What follows is a set of entries. Repeat them exactly, but not their pictures.

**** RECORDS FOR PROCESSING ****

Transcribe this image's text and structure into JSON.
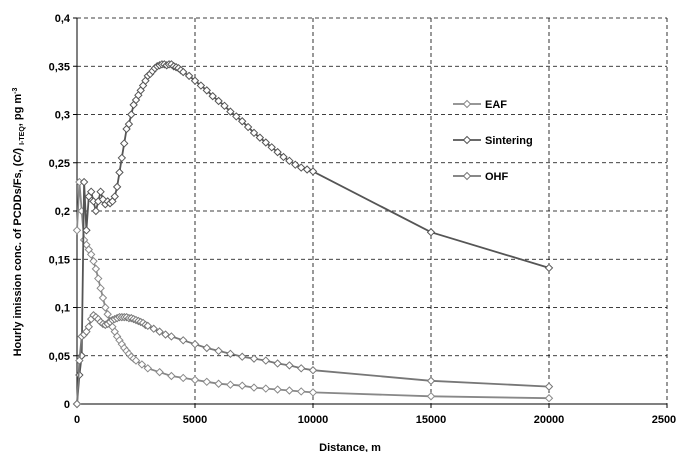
{
  "chart_data": {
    "type": "line",
    "xlabel": "Distance, m",
    "ylabel": {
      "main": "Hourly  imission conc.  of  PCDDs/Fs, (",
      "italic": "C/",
      "close": ") ",
      "sub": "I-TEQ",
      "after_sub": ", pg m",
      "sup": "-3"
    },
    "xlim": [
      0,
      25000
    ],
    "ylim": [
      0,
      0.4
    ],
    "x_ticks": [
      "0",
      "5000",
      "10000",
      "15000",
      "20000",
      "25000"
    ],
    "y_ticks": [
      "0",
      "0,05",
      "0,1",
      "0,15",
      "0,2",
      "0,25",
      "0,3",
      "0,35",
      "0,4"
    ],
    "grid": "dashed, both axes",
    "legend_position": "right, inside plot",
    "series": [
      {
        "name": "EAF",
        "color": "#888888",
        "marker": "diamond",
        "x": [
          0,
          100,
          200,
          300,
          400,
          500,
          600,
          700,
          800,
          900,
          1000,
          1100,
          1200,
          1300,
          1400,
          1500,
          1600,
          1700,
          1800,
          1900,
          2000,
          2100,
          2200,
          2300,
          2400,
          2500,
          2750,
          3000,
          3500,
          4000,
          4500,
          5000,
          5500,
          6000,
          6500,
          7000,
          7500,
          8000,
          8500,
          9000,
          9500,
          10000,
          15000,
          20000
        ],
        "y": [
          0.18,
          0.23,
          0.2,
          0.17,
          0.165,
          0.16,
          0.155,
          0.148,
          0.14,
          0.13,
          0.12,
          0.11,
          0.1,
          0.093,
          0.086,
          0.08,
          0.075,
          0.07,
          0.066,
          0.062,
          0.058,
          0.055,
          0.052,
          0.049,
          0.047,
          0.045,
          0.041,
          0.037,
          0.033,
          0.029,
          0.027,
          0.025,
          0.023,
          0.021,
          0.02,
          0.019,
          0.017,
          0.016,
          0.015,
          0.014,
          0.013,
          0.012,
          0.008,
          0.006
        ]
      },
      {
        "name": "Sintering",
        "color": "#555555",
        "marker": "diamond",
        "x": [
          0,
          100,
          200,
          300,
          400,
          500,
          600,
          700,
          800,
          900,
          1000,
          1100,
          1200,
          1300,
          1400,
          1500,
          1600,
          1700,
          1800,
          1900,
          2000,
          2100,
          2200,
          2300,
          2400,
          2500,
          2600,
          2700,
          2800,
          2900,
          3000,
          3100,
          3200,
          3300,
          3400,
          3500,
          3600,
          3700,
          3800,
          3900,
          4000,
          4100,
          4200,
          4300,
          4400,
          4500,
          4750,
          5000,
          5250,
          5500,
          5750,
          6000,
          6250,
          6500,
          6750,
          7000,
          7250,
          7500,
          7750,
          8000,
          8250,
          8500,
          8750,
          9000,
          9250,
          9500,
          9750,
          10000,
          15000,
          20000
        ],
        "y": [
          0,
          0.03,
          0.05,
          0.23,
          0.18,
          0.215,
          0.22,
          0.21,
          0.2,
          0.21,
          0.22,
          0.212,
          0.207,
          0.21,
          0.208,
          0.21,
          0.215,
          0.225,
          0.24,
          0.255,
          0.27,
          0.285,
          0.29,
          0.3,
          0.31,
          0.315,
          0.32,
          0.325,
          0.33,
          0.335,
          0.34,
          0.342,
          0.345,
          0.348,
          0.35,
          0.351,
          0.352,
          0.352,
          0.351,
          0.352,
          0.352,
          0.35,
          0.349,
          0.348,
          0.346,
          0.344,
          0.34,
          0.335,
          0.33,
          0.325,
          0.319,
          0.314,
          0.309,
          0.303,
          0.298,
          0.293,
          0.287,
          0.281,
          0.276,
          0.271,
          0.266,
          0.261,
          0.256,
          0.252,
          0.248,
          0.245,
          0.243,
          0.241,
          0.178,
          0.141
        ]
      },
      {
        "name": "OHF",
        "color": "#777777",
        "marker": "diamond",
        "x": [
          0,
          100,
          200,
          300,
          400,
          500,
          600,
          700,
          800,
          900,
          1000,
          1100,
          1200,
          1300,
          1400,
          1500,
          1600,
          1700,
          1800,
          1900,
          2000,
          2100,
          2200,
          2300,
          2400,
          2500,
          2600,
          2700,
          2800,
          2900,
          3000,
          3250,
          3500,
          3750,
          4000,
          4500,
          5000,
          5500,
          6000,
          6500,
          7000,
          7500,
          8000,
          8500,
          9000,
          9500,
          10000,
          15000,
          20000
        ],
        "y": [
          0,
          0.045,
          0.07,
          0.072,
          0.075,
          0.08,
          0.088,
          0.092,
          0.09,
          0.088,
          0.085,
          0.083,
          0.082,
          0.083,
          0.085,
          0.087,
          0.088,
          0.089,
          0.09,
          0.09,
          0.09,
          0.09,
          0.089,
          0.089,
          0.088,
          0.087,
          0.086,
          0.085,
          0.084,
          0.082,
          0.081,
          0.078,
          0.075,
          0.072,
          0.07,
          0.066,
          0.062,
          0.058,
          0.055,
          0.052,
          0.049,
          0.047,
          0.045,
          0.042,
          0.04,
          0.037,
          0.035,
          0.024,
          0.018
        ]
      }
    ]
  }
}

****

FULL RESPONSE:
Transcribe this image's text and structure into JSON.
{
  "chart_data": {
    "type": "line",
    "xlabel": "Distance, m",
    "ylabel": {
      "main": "Hourly  imission conc.  of  PCDDs/Fs, (",
      "italic": "C/",
      "close": ") ",
      "sub": "I-TEQ",
      "after_sub": ", pg m",
      "sup": "-3"
    },
    "xlim": [
      0,
      25000
    ],
    "ylim": [
      0,
      0.4
    ],
    "x_ticks": [
      "0",
      "5000",
      "10000",
      "15000",
      "20000",
      "25000"
    ],
    "y_ticks": [
      "0",
      "0,05",
      "0,1",
      "0,15",
      "0,2",
      "0,25",
      "0,3",
      "0,35",
      "0,4"
    ],
    "grid": "dashed, both axes",
    "legend_position": "right, inside plot",
    "series": [
      {
        "name": "EAF",
        "color": "#888888",
        "marker": "diamond",
        "x": [
          0,
          100,
          200,
          300,
          400,
          500,
          600,
          700,
          800,
          900,
          1000,
          1100,
          1200,
          1300,
          1400,
          1500,
          1600,
          1700,
          1800,
          1900,
          2000,
          2100,
          2200,
          2300,
          2400,
          2500,
          2750,
          3000,
          3500,
          4000,
          4500,
          5000,
          5500,
          6000,
          6500,
          7000,
          7500,
          8000,
          8500,
          9000,
          9500,
          10000,
          15000,
          20000
        ],
        "y": [
          0.18,
          0.23,
          0.2,
          0.17,
          0.165,
          0.16,
          0.155,
          0.148,
          0.14,
          0.13,
          0.12,
          0.11,
          0.1,
          0.093,
          0.086,
          0.08,
          0.075,
          0.07,
          0.066,
          0.062,
          0.058,
          0.055,
          0.052,
          0.049,
          0.047,
          0.045,
          0.041,
          0.037,
          0.033,
          0.029,
          0.027,
          0.025,
          0.023,
          0.021,
          0.02,
          0.019,
          0.017,
          0.016,
          0.015,
          0.014,
          0.013,
          0.012,
          0.008,
          0.006
        ]
      },
      {
        "name": "Sintering",
        "color": "#555555",
        "marker": "diamond",
        "x": [
          0,
          100,
          200,
          300,
          400,
          500,
          600,
          700,
          800,
          900,
          1000,
          1100,
          1200,
          1300,
          1400,
          1500,
          1600,
          1700,
          1800,
          1900,
          2000,
          2100,
          2200,
          2300,
          2400,
          2500,
          2600,
          2700,
          2800,
          2900,
          3000,
          3100,
          3200,
          3300,
          3400,
          3500,
          3600,
          3700,
          3800,
          3900,
          4000,
          4100,
          4200,
          4300,
          4400,
          4500,
          4750,
          5000,
          5250,
          5500,
          5750,
          6000,
          6250,
          6500,
          6750,
          7000,
          7250,
          7500,
          7750,
          8000,
          8250,
          8500,
          8750,
          9000,
          9250,
          9500,
          9750,
          10000,
          15000,
          20000
        ],
        "y": [
          0,
          0.03,
          0.05,
          0.23,
          0.18,
          0.215,
          0.22,
          0.21,
          0.2,
          0.21,
          0.22,
          0.212,
          0.207,
          0.21,
          0.208,
          0.21,
          0.215,
          0.225,
          0.24,
          0.255,
          0.27,
          0.285,
          0.29,
          0.3,
          0.31,
          0.315,
          0.32,
          0.325,
          0.33,
          0.335,
          0.34,
          0.342,
          0.345,
          0.348,
          0.35,
          0.351,
          0.352,
          0.352,
          0.351,
          0.352,
          0.352,
          0.35,
          0.349,
          0.348,
          0.346,
          0.344,
          0.34,
          0.335,
          0.33,
          0.325,
          0.319,
          0.314,
          0.309,
          0.303,
          0.298,
          0.293,
          0.287,
          0.281,
          0.276,
          0.271,
          0.266,
          0.261,
          0.256,
          0.252,
          0.248,
          0.245,
          0.243,
          0.241,
          0.178,
          0.141
        ]
      },
      {
        "name": "OHF",
        "color": "#777777",
        "marker": "diamond",
        "x": [
          0,
          100,
          200,
          300,
          400,
          500,
          600,
          700,
          800,
          900,
          1000,
          1100,
          1200,
          1300,
          1400,
          1500,
          1600,
          1700,
          1800,
          1900,
          2000,
          2100,
          2200,
          2300,
          2400,
          2500,
          2600,
          2700,
          2800,
          2900,
          3000,
          3250,
          3500,
          3750,
          4000,
          4500,
          5000,
          5500,
          6000,
          6500,
          7000,
          7500,
          8000,
          8500,
          9000,
          9500,
          10000,
          15000,
          20000
        ],
        "y": [
          0,
          0.045,
          0.07,
          0.072,
          0.075,
          0.08,
          0.088,
          0.092,
          0.09,
          0.088,
          0.085,
          0.083,
          0.082,
          0.083,
          0.085,
          0.087,
          0.088,
          0.089,
          0.09,
          0.09,
          0.09,
          0.09,
          0.089,
          0.089,
          0.088,
          0.087,
          0.086,
          0.085,
          0.084,
          0.082,
          0.081,
          0.078,
          0.075,
          0.072,
          0.07,
          0.066,
          0.062,
          0.058,
          0.055,
          0.052,
          0.049,
          0.047,
          0.045,
          0.042,
          0.04,
          0.037,
          0.035,
          0.024,
          0.018
        ]
      }
    ]
  }
}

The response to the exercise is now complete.